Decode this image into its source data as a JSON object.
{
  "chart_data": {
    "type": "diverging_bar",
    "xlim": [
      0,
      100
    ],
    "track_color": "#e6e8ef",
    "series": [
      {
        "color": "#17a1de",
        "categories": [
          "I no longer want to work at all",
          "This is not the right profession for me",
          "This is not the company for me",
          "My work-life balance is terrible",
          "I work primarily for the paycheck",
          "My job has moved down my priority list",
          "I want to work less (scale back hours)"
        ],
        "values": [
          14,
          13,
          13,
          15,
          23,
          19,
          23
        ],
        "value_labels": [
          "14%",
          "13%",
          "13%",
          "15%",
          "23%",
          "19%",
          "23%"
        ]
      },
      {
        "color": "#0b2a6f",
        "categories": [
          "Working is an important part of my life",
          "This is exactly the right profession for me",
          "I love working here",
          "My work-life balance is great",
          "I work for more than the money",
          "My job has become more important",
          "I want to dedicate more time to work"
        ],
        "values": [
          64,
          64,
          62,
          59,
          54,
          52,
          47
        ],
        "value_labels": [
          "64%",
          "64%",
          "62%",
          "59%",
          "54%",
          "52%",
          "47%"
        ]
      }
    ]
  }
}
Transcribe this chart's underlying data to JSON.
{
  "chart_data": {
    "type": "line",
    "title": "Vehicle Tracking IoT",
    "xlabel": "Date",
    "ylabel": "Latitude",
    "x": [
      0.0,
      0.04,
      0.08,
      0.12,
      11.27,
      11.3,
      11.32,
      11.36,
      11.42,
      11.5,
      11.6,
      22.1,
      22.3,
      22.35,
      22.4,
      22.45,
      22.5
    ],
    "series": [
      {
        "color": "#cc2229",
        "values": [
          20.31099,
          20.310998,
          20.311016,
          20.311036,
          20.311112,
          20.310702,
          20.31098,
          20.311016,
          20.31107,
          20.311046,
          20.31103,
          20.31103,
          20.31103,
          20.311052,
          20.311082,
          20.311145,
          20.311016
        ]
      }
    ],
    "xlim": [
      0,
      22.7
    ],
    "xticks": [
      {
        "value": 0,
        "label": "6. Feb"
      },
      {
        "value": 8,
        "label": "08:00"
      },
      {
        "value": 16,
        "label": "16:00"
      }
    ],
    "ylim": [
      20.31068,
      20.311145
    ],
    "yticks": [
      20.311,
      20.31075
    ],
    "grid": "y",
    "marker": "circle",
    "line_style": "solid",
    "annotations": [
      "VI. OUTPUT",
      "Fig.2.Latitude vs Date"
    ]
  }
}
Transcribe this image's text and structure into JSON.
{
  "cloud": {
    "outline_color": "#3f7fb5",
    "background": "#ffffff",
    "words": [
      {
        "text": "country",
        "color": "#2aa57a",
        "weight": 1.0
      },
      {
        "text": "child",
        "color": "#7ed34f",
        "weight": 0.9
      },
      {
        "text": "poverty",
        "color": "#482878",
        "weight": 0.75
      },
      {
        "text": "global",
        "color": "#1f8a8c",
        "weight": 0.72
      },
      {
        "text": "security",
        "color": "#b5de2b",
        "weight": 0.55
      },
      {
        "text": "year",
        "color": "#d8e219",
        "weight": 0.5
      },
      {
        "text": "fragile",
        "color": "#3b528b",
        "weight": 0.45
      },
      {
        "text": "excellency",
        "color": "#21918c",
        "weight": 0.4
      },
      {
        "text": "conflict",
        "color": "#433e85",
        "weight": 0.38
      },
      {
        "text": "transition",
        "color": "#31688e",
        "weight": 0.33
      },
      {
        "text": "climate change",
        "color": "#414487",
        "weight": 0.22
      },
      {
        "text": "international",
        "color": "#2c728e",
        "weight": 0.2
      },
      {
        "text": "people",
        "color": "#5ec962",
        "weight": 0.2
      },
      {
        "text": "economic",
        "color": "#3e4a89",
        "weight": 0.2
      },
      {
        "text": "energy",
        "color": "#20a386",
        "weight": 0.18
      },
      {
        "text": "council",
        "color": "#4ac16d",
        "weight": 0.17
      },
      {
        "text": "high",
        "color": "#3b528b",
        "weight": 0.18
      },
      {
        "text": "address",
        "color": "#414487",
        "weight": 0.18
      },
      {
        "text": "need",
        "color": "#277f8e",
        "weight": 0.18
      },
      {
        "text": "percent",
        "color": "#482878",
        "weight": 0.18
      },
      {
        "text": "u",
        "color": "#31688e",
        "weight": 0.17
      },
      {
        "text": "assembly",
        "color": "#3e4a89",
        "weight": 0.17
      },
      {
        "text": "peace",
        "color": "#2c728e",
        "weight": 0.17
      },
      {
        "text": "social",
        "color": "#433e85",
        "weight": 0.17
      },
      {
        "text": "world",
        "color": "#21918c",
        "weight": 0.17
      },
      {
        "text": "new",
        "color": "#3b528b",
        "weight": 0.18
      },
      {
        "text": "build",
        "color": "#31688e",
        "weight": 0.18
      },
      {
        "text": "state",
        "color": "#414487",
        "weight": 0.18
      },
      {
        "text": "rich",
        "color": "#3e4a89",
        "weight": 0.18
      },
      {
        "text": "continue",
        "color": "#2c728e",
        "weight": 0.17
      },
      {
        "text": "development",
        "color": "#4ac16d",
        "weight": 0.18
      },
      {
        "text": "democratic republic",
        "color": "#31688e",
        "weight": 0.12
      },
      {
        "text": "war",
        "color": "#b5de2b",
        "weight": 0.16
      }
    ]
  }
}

====================

Short problem: From the listing above, collect each line in which the string "more" appears.

Complete answer:
          "I work for more than the money",
          "My job has become more important",
          "I want to dedicate more time to work"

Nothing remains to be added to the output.